◆ Input records:
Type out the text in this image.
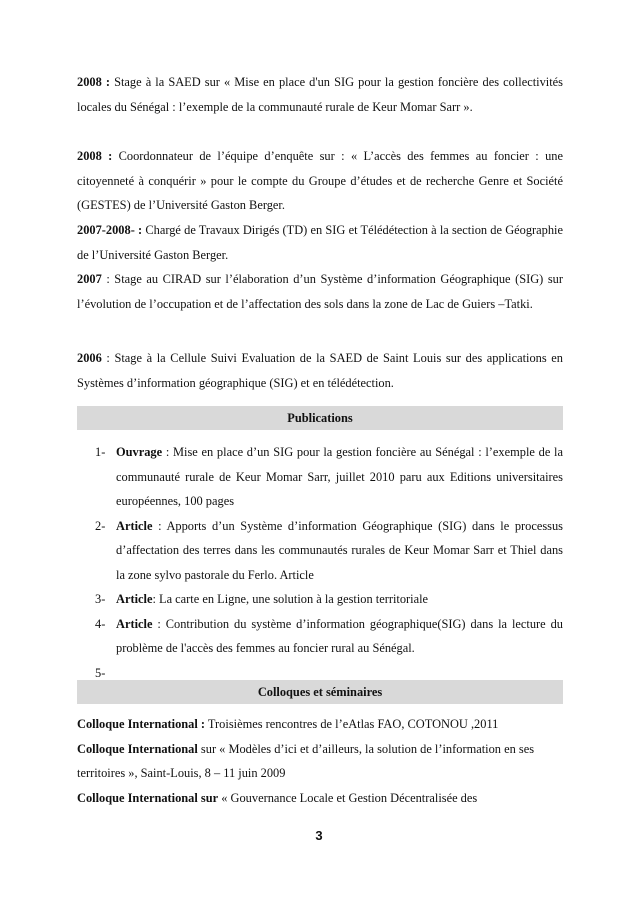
2008 : Stage à la SAED sur « Mise en place d'un SIG pour la gestion foncière des collectivités locales du Sénégal : l’exemple de la communauté rurale de Keur Momar Sarr ».

2008 : Coordonnateur de l’équipe d’enquête sur : « L’accès des femmes au foncier : une citoyenneté à conquérir » pour le compte du Groupe d’études et de recherche Genre et Société (GESTES) de l’Université Gaston Berger.

2007-2008- : Chargé de Travaux Dirigés (TD) en SIG et Télédétection à la section de Géographie de l’Université Gaston Berger.

2007 : Stage au CIRAD sur l’élaboration d’un Système d’information Géographique (SIG) sur l’évolution de l’occupation et de l’affectation des sols dans la zone de Lac de Guiers –Tatki.

2006 : Stage à la Cellule Suivi Evaluation de la SAED de Saint Louis sur des applications en Systèmes d’information géographique (SIG) et en télédétection.

Publications
1- Ouvrage : Mise en place d’un SIG pour la gestion foncière au Sénégal : l’exemple de la communauté rurale de Keur Momar Sarr, juillet 2010 paru aux Editions universitaires européennes, 100 pages
2- Article : Apports d’un Système d’information Géographique (SIG) dans le processus d’affectation des terres dans les communautés rurales de Keur Momar Sarr et Thiel dans la zone sylvo pastorale du Ferlo. Article
3- Article: La carte en Ligne, une solution à la gestion territoriale
4- Article : Contribution du système d’information géographique(SIG) dans la lecture du problème de l'accès des femmes au foncier rural au Sénégal.
5-
Colloques et séminaires

Colloque International : Troisièmes rencontres de l’eAtlas FAO, COTONOU ,2011

Colloque International sur « Modèles d’ici et d’ailleurs, la solution de l’information en ses territoires », Saint-Louis, 8 – 11 juin 2009

Colloque International sur « Gouvernance Locale et Gestion Décentralisée des

3
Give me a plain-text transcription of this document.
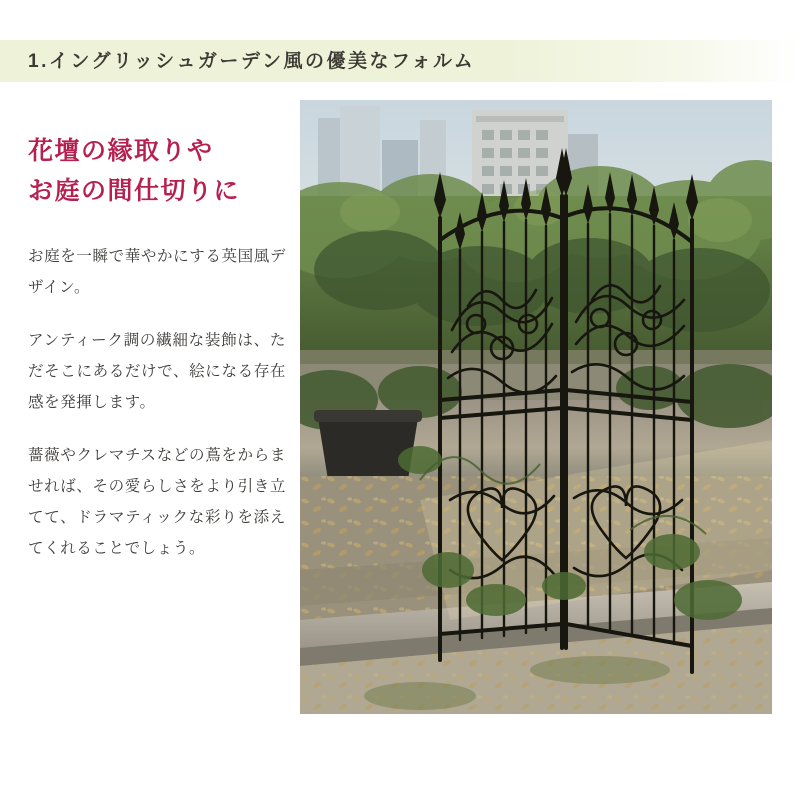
1.イングリッシュガーデン風の優美なフォルム
花壇の縁取りや
お庭の間仕切りに

お庭を一瞬で華やかにする英国風デザイン。

アンティーク調の繊細な装飾は、ただそこにあるだけで、絵になる存在感を発揮します。

薔薇やクレマチスなどの蔦をからませれば、その愛らしさをより引き立てて、ドラマティックな彩りを添えてくれることでしょう。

◆ What is being asked: Produce an exact copy of only those lines that run from the line with "Give me a plain-text" to the final line of the records, including both; exclude images.

◆ Output of the task:
Give me a plain-text transcription of this document.
1.イングリッシュガーデン風の優美なフォルム
花壇の縁取りや
お庭の間仕切りに

お庭を一瞬で華やかにする英国風デザイン。

アンティーク調の繊細な装飾は、ただそこにあるだけで、絵になる存在感を発揮します。

薔薇やクレマチスなどの蔦をからませれば、その愛らしさをより引き立てて、ドラマティックな彩りを添えてくれることでしょう。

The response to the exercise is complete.